YOUR TASK:
Reproduce every line of the items without any changes, and omit the pictures from your copy.

(Element box annotations)
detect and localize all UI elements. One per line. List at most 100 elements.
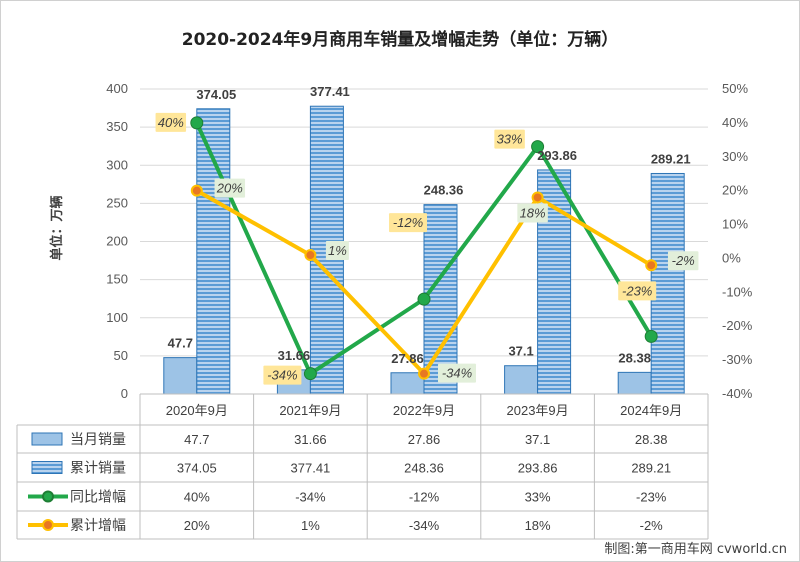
x-category-label: 2024年9月 [620, 403, 682, 418]
legend-label: 当月销量 [70, 432, 126, 448]
y2-tick-label: -30% [722, 352, 753, 367]
legend-key-monthly [31, 432, 63, 446]
y-tick-label: 150 [106, 272, 128, 287]
y2-tick-label: -10% [722, 284, 753, 299]
bar-cumulative [196, 108, 231, 395]
table-cell: 293.86 [518, 461, 558, 476]
bar-value-label: 374.05 [196, 87, 236, 102]
bar-monthly [163, 357, 198, 395]
y-axis-label: 单位：万辆 [49, 195, 65, 260]
bar-value-label: 27.86 [391, 351, 424, 366]
percent-label: -2% [672, 253, 695, 268]
table-cell: 28.38 [635, 432, 668, 447]
legend-key-marker [42, 490, 54, 503]
percent-label: 1% [328, 243, 347, 258]
point-yoy [644, 329, 658, 343]
table-cell: 27.86 [408, 432, 441, 447]
lines [190, 116, 658, 381]
chart-title: 2020-2024年9月商用车销量及增幅走势（单位：万辆） [182, 29, 619, 50]
bar-value-label: 248.36 [424, 183, 464, 198]
percent-label: -34% [442, 366, 472, 381]
table-cell: 248.36 [404, 461, 444, 476]
x-category-label: 2020年9月 [166, 403, 228, 418]
bars [163, 105, 685, 395]
x-category-label: 2021年9月 [279, 403, 341, 418]
percent-label-bg [263, 365, 302, 385]
y-tick-label: 200 [106, 234, 128, 249]
percent-label-bg [438, 363, 476, 383]
y2-tick-label: 30% [722, 149, 748, 164]
y-tick-label: 300 [106, 157, 128, 172]
legend-label: 累计销量 [70, 461, 126, 477]
y-tick-label: 100 [106, 310, 128, 325]
percent-label: -34% [267, 368, 297, 383]
legend-key-marker [42, 519, 54, 531]
bar-value-label: 293.86 [537, 148, 577, 163]
bar-value-label: 37.1 [508, 344, 533, 359]
point-yoy [303, 367, 317, 381]
data-labels: 47.7 31.66 27.86 37.1 28.38 374.05 377.41 248.3… [155, 84, 699, 385]
bar-monthly [617, 371, 652, 395]
percent-label: 40% [158, 115, 184, 130]
point-cumulative [645, 259, 658, 272]
x-category-label: 2023年9月 [507, 403, 569, 418]
percent-label: -12% [393, 215, 423, 230]
percent-label: -23% [622, 283, 652, 298]
percent-label: 20% [216, 181, 243, 196]
table-cell: 40% [184, 490, 210, 505]
y2-tick-label: 40% [722, 115, 748, 130]
table-cell: -34% [409, 518, 440, 533]
table-cell: -12% [409, 490, 440, 505]
bar-value-label: 289.21 [651, 151, 691, 166]
y-tick-label: 50 [114, 348, 128, 363]
percent-label: 33% [497, 132, 523, 147]
point-cumulative [304, 249, 317, 262]
point-yoy [531, 140, 545, 154]
bar-value-label: 31.66 [278, 348, 311, 363]
y-tick-label: 250 [106, 195, 128, 210]
percent-label-bg [389, 213, 427, 233]
y-tick-label: 350 [106, 119, 128, 134]
table-cell: 37.1 [525, 432, 550, 447]
point-cumulative [190, 184, 203, 197]
percent-label-bg [155, 112, 187, 132]
point-cumulative [418, 367, 430, 380]
table-cell: 374.05 [177, 461, 217, 476]
source-note: 制图:第一商用车网 cvworld.cn [604, 541, 787, 557]
table-cell: 47.7 [184, 432, 209, 447]
x-category-label: 2022年9月 [393, 403, 455, 418]
y2-tick-label: 10% [722, 217, 748, 232]
table-cell: 289.21 [631, 461, 671, 476]
table-cell: 1% [301, 518, 320, 533]
y-tick-label: 400 [106, 81, 128, 96]
table-cell: 33% [525, 490, 551, 505]
bar-value-label: 47.7 [168, 336, 193, 351]
y2-tick-label: 20% [722, 183, 748, 198]
table-cell: -34% [295, 490, 326, 505]
table-cell: 18% [525, 518, 551, 533]
table-cell: 31.66 [294, 432, 327, 447]
table-cell: 377.41 [291, 461, 331, 476]
percent-label-bg [214, 178, 246, 198]
table-cell: 20% [184, 518, 210, 533]
y2-tick-label: 50% [722, 81, 748, 96]
bar-value-label: 377.41 [310, 84, 350, 99]
point-yoy [190, 116, 204, 130]
table-cell: -23% [636, 490, 667, 505]
y2-tick-label: -20% [722, 318, 753, 333]
point-cumulative [531, 191, 544, 204]
bar-cumulative [650, 172, 685, 395]
legend-label: 同比增幅 [70, 490, 126, 506]
point-yoy [417, 292, 431, 306]
percent-label-bg [618, 281, 657, 301]
table-cell: -2% [640, 518, 664, 533]
bar-value-label: 28.38 [618, 350, 651, 365]
percent-label-bg [494, 129, 525, 149]
y-tick-label: 0 [121, 386, 128, 401]
percent-label-bg [325, 241, 349, 261]
percent-label: 18% [520, 205, 546, 220]
bar-monthly [504, 365, 539, 395]
percent-label-bg [517, 203, 548, 223]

WRITTEN RESPONSE:
detect and localize all UI elements. One per line. List at most 100 elements.
x-category-label: 2024年9月 [620, 403, 682, 418]
legend-label: 当月销量 [70, 432, 126, 448]
y2-tick-label: -30% [722, 352, 753, 367]
legend-key-monthly [31, 432, 63, 446]
y-tick-label: 150 [106, 272, 128, 287]
y2-tick-label: -10% [722, 284, 753, 299]
bar-cumulative [196, 108, 231, 395]
table-cell: 293.86 [518, 461, 558, 476]
bar-value-label: 374.05 [196, 87, 236, 102]
bar-monthly [163, 357, 198, 395]
y-axis-label: 单位：万辆 [49, 195, 65, 260]
bar-value-label: 27.86 [391, 351, 424, 366]
percent-label: -2% [672, 253, 695, 268]
table-cell: 28.38 [635, 432, 668, 447]
legend-key-marker [42, 490, 54, 503]
percent-label: 1% [328, 243, 347, 258]
point-yoy [644, 329, 658, 343]
table-cell: 27.86 [408, 432, 441, 447]
lines [190, 116, 658, 381]
chart-title: 2020-2024年9月商用车销量及增幅走势（单位：万辆） [182, 29, 619, 50]
bar-value-label: 248.36 [424, 183, 464, 198]
percent-label: -34% [442, 366, 472, 381]
table-cell: 248.36 [404, 461, 444, 476]
x-category-label: 2020年9月 [166, 403, 228, 418]
bars [163, 105, 685, 395]
x-category-label: 2021年9月 [279, 403, 341, 418]
percent-label-bg [263, 365, 302, 385]
y-tick-label: 200 [106, 234, 128, 249]
percent-label-bg [438, 363, 476, 383]
y2-tick-label: 30% [722, 149, 748, 164]
y-tick-label: 300 [106, 157, 128, 172]
legend-label: 累计销量 [70, 461, 126, 477]
y-tick-label: 100 [106, 310, 128, 325]
percent-label: -34% [267, 368, 297, 383]
legend-key-marker [42, 519, 54, 531]
bar-value-label: 293.86 [537, 148, 577, 163]
bar-value-label: 37.1 [508, 344, 533, 359]
point-yoy [303, 367, 317, 381]
data-labels: 47.7 31.66 27.86 37.1 28.38 374.05 377.41 248.3… [155, 84, 699, 385]
bar-monthly [617, 371, 652, 395]
percent-label: 40% [158, 115, 184, 130]
point-cumulative [645, 259, 658, 272]
x-category-label: 2023年9月 [507, 403, 569, 418]
percent-label: -12% [393, 215, 423, 230]
percent-label: -23% [622, 283, 652, 298]
percent-label: 20% [216, 181, 243, 196]
table-cell: 40% [184, 490, 210, 505]
y2-tick-label: 40% [722, 115, 748, 130]
table-cell: -34% [409, 518, 440, 533]
table-cell: -12% [409, 490, 440, 505]
bar-value-label: 289.21 [651, 151, 691, 166]
y-tick-label: 50 [114, 348, 128, 363]
percent-label: 33% [497, 132, 523, 147]
point-cumulative [304, 249, 317, 262]
point-yoy [531, 140, 545, 154]
bar-value-label: 31.66 [278, 348, 311, 363]
y-tick-label: 250 [106, 195, 128, 210]
percent-label-bg [389, 213, 427, 233]
y-tick-label: 350 [106, 119, 128, 134]
table-cell: 37.1 [525, 432, 550, 447]
point-cumulative [190, 184, 203, 197]
percent-label-bg [155, 112, 187, 132]
point-cumulative [418, 367, 430, 380]
table-cell: 374.05 [177, 461, 217, 476]
source-note: 制图:第一商用车网 cvworld.cn [604, 541, 787, 557]
table-cell: 47.7 [184, 432, 209, 447]
x-category-label: 2022年9月 [393, 403, 455, 418]
y2-tick-label: 10% [722, 217, 748, 232]
table-cell: 289.21 [631, 461, 671, 476]
table-cell: 1% [301, 518, 320, 533]
y-tick-label: 400 [106, 81, 128, 96]
table-cell: 33% [525, 490, 551, 505]
bar-value-label: 47.7 [168, 336, 193, 351]
y2-tick-label: 20% [722, 183, 748, 198]
table-cell: -34% [295, 490, 326, 505]
table-cell: 18% [525, 518, 551, 533]
table-cell: 31.66 [294, 432, 327, 447]
table-cell: 377.41 [291, 461, 331, 476]
percent-label-bg [214, 178, 246, 198]
table-cell: 20% [184, 518, 210, 533]
y2-tick-label: 50% [722, 81, 748, 96]
bar-value-label: 377.41 [310, 84, 350, 99]
point-yoy [190, 116, 204, 130]
table-cell: -23% [636, 490, 667, 505]
y2-tick-label: -20% [722, 318, 753, 333]
point-cumulative [531, 191, 544, 204]
bar-cumulative [650, 172, 685, 395]
legend-label: 同比增幅 [70, 490, 126, 506]
point-yoy [417, 292, 431, 306]
percent-label-bg [618, 281, 657, 301]
table-cell: -2% [640, 518, 664, 533]
bar-value-label: 28.38 [618, 350, 651, 365]
percent-label-bg [494, 129, 525, 149]
y-tick-label: 0 [121, 386, 128, 401]
percent-label-bg [325, 241, 349, 261]
percent-label: 18% [520, 205, 546, 220]
bar-monthly [504, 365, 539, 395]
percent-label-bg [517, 203, 548, 223]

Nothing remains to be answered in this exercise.